WHAT IS BEING ASKED -> Pictures stay out of the copy; set down each line of the listing below exactly.

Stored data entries
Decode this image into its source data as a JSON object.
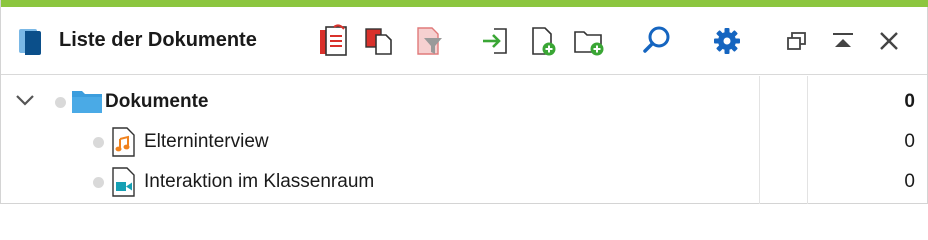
{
  "window": {
    "title": "Liste der Dokumente",
    "accent_color": "#8cc63f"
  },
  "toolbar": {
    "buttons": [
      {
        "name": "document-list-icon"
      },
      {
        "name": "copy-documents-icon"
      },
      {
        "name": "filter-icon"
      },
      {
        "name": "import-icon"
      },
      {
        "name": "new-document-icon"
      },
      {
        "name": "new-folder-icon"
      },
      {
        "name": "search-icon"
      },
      {
        "name": "settings-gear-icon"
      },
      {
        "name": "undock-window-icon"
      },
      {
        "name": "collapse-icon"
      },
      {
        "name": "close-icon"
      }
    ]
  },
  "tree": {
    "root": {
      "label": "Dokumente",
      "count": "0",
      "expanded": true
    },
    "children": [
      {
        "label": "Elterninterview",
        "count": "0",
        "type": "audio"
      },
      {
        "label": "Interaktion im Klassenraum",
        "count": "0",
        "type": "video"
      }
    ]
  },
  "colors": {
    "folder_blue": "#3b9ddd",
    "icon_red": "#d9312b",
    "icon_green": "#3aa635",
    "icon_blue": "#1565c0",
    "audio_orange": "#f0821e",
    "video_teal": "#16a0b4"
  }
}
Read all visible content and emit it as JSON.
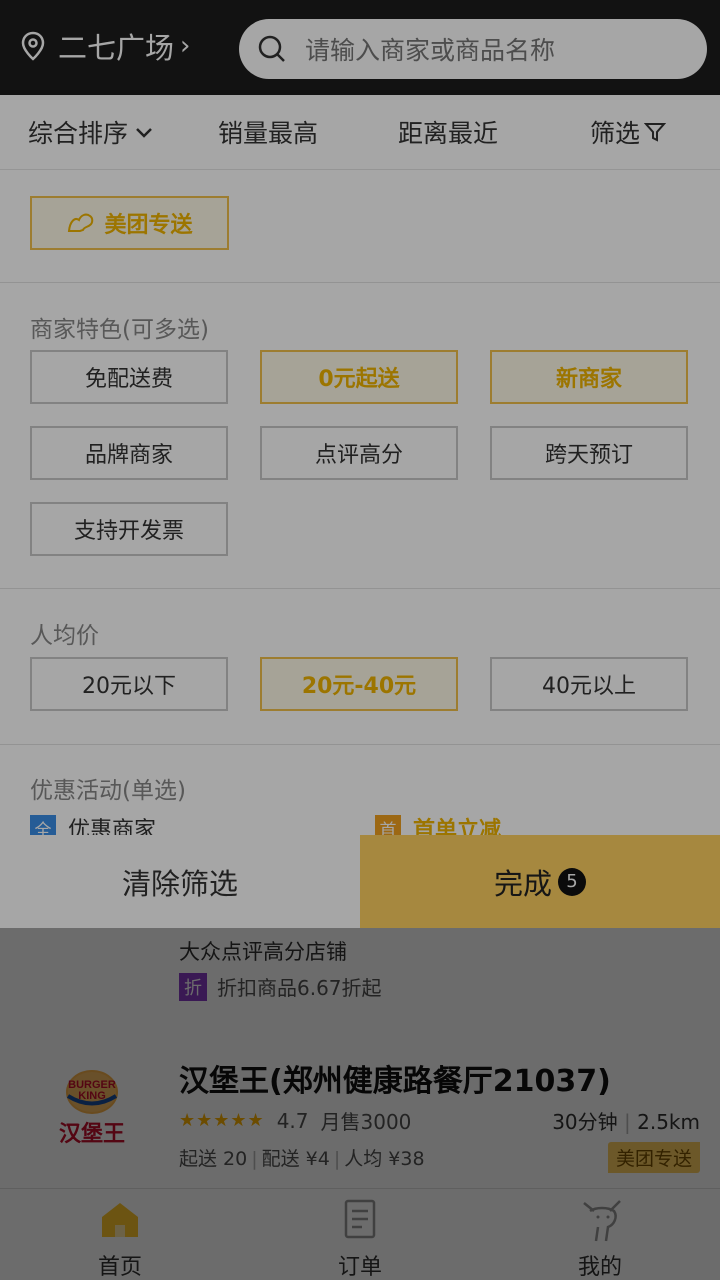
{
  "header": {
    "location": "二七广场",
    "search_placeholder": "请输入商家或商品名称"
  },
  "sort": {
    "items": [
      "综合排序",
      "销量最高",
      "距离最近",
      "筛选"
    ]
  },
  "filter": {
    "delivery_tag": "美团专送",
    "features_title": "商家特色(可多选)",
    "features": [
      {
        "label": "免配送费",
        "selected": false
      },
      {
        "label": "0元起送",
        "selected": true
      },
      {
        "label": "新商家",
        "selected": true
      },
      {
        "label": "品牌商家",
        "selected": false
      },
      {
        "label": "点评高分",
        "selected": false
      },
      {
        "label": "跨天预订",
        "selected": false
      },
      {
        "label": "支持开发票",
        "selected": false
      }
    ],
    "price_title": "人均价",
    "prices": [
      {
        "label": "20元以下",
        "selected": false
      },
      {
        "label": "20元-40元",
        "selected": true
      },
      {
        "label": "40元以上",
        "selected": false
      }
    ],
    "promo_title": "优惠活动(单选)",
    "promos": [
      {
        "badge": "全",
        "label": "优惠商家",
        "color": "#3a8ee6"
      },
      {
        "badge": "首",
        "label": "首单立减",
        "color": "#f0a020"
      }
    ],
    "clear_label": "清除筛选",
    "done_label": "完成",
    "done_count": "5"
  },
  "list": {
    "prev_line1": "大众点评高分店铺",
    "prev_badge": "折",
    "prev_line2": "折扣商品6.67折起",
    "restaurant": {
      "name": "汉堡王(郑州健康路餐厅21037)",
      "logo_text_top": "BURGER",
      "logo_text_bottom": "KING",
      "logo_caption": "汉堡王",
      "stars": "★★★★★",
      "score": "4.7",
      "sales": "月售3000",
      "time": "30分钟",
      "distance": "2.5km",
      "min_order": "起送 20",
      "delivery_fee": "配送 ¥4",
      "avg_price": "人均 ¥38",
      "tag": "美团专送"
    }
  },
  "tabs": [
    {
      "label": "首页",
      "active": true
    },
    {
      "label": "订单",
      "active": false
    },
    {
      "label": "我的",
      "active": false
    }
  ],
  "colors": {
    "accent": "#ffd161",
    "selected_text": "#f0b400"
  }
}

THE RESULT ->
Decode this image into its source data as a JSON object.
{
  "window": {
    "title": "Liste der Dokumente",
    "accent_color": "#8cc63f"
  },
  "toolbar": {
    "buttons": [
      {
        "name": "document-list-icon"
      },
      {
        "name": "copy-documents-icon"
      },
      {
        "name": "filter-icon"
      },
      {
        "name": "import-icon"
      },
      {
        "name": "new-document-icon"
      },
      {
        "name": "new-folder-icon"
      },
      {
        "name": "search-icon"
      },
      {
        "name": "settings-gear-icon"
      },
      {
        "name": "undock-window-icon"
      },
      {
        "name": "collapse-icon"
      },
      {
        "name": "close-icon"
      }
    ]
  },
  "tree": {
    "root": {
      "label": "Dokumente",
      "count": "0",
      "expanded": true
    },
    "children": [
      {
        "label": "Elterninterview",
        "count": "0",
        "type": "audio"
      },
      {
        "label": "Interaktion im Klassenraum",
        "count": "0",
        "type": "video"
      }
    ]
  },
  "colors": {
    "folder_blue": "#3b9ddd",
    "icon_red": "#d9312b",
    "icon_green": "#3aa635",
    "icon_blue": "#1565c0",
    "audio_orange": "#f0821e",
    "video_teal": "#16a0b4"
  }
}
Read all visible content and emit it as JSON.
{
  "header": {
    "location": "二七广场",
    "search_placeholder": "请输入商家或商品名称"
  },
  "sort": {
    "items": [
      "综合排序",
      "销量最高",
      "距离最近",
      "筛选"
    ]
  },
  "filter": {
    "delivery_tag": "美团专送",
    "features_title": "商家特色(可多选)",
    "features": [
      {
        "label": "免配送费",
        "selected": false
      },
      {
        "label": "0元起送",
        "selected": true
      },
      {
        "label": "新商家",
        "selected": true
      },
      {
        "label": "品牌商家",
        "selected": false
      },
      {
        "label": "点评高分",
        "selected": false
      },
      {
        "label": "跨天预订",
        "selected": false
      },
      {
        "label": "支持开发票",
        "selected": false
      }
    ],
    "price_title": "人均价",
    "prices": [
      {
        "label": "20元以下",
        "selected": false
      },
      {
        "label": "20元-40元",
        "selected": true
      },
      {
        "label": "40元以上",
        "selected": false
      }
    ],
    "promo_title": "优惠活动(单选)",
    "promos": [
      {
        "badge": "全",
        "label": "优惠商家",
        "color": "#3a8ee6"
      },
      {
        "badge": "首",
        "label": "首单立减",
        "color": "#f0a020"
      }
    ],
    "clear_label": "清除筛选",
    "done_label": "完成",
    "done_count": "5"
  },
  "list": {
    "prev_line1": "大众点评高分店铺",
    "prev_badge": "折",
    "prev_line2": "折扣商品6.67折起",
    "restaurant": {
      "name": "汉堡王(郑州健康路餐厅21037)",
      "logo_text_top": "BURGER",
      "logo_text_bottom": "KING",
      "logo_caption": "汉堡王",
      "stars": "★★★★★",
      "score": "4.7",
      "sales": "月售3000",
      "time": "30分钟",
      "distance": "2.5km",
      "min_order": "起送 20",
      "delivery_fee": "配送 ¥4",
      "avg_price": "人均 ¥38",
      "tag": "美团专送"
    }
  },
  "tabs": [
    {
      "label": "首页",
      "active": true
    },
    {
      "label": "订单",
      "active": false
    },
    {
      "label": "我的",
      "active": false
    }
  ],
  "colors": {
    "accent": "#ffd161",
    "selected_text": "#f0b400"
  }
}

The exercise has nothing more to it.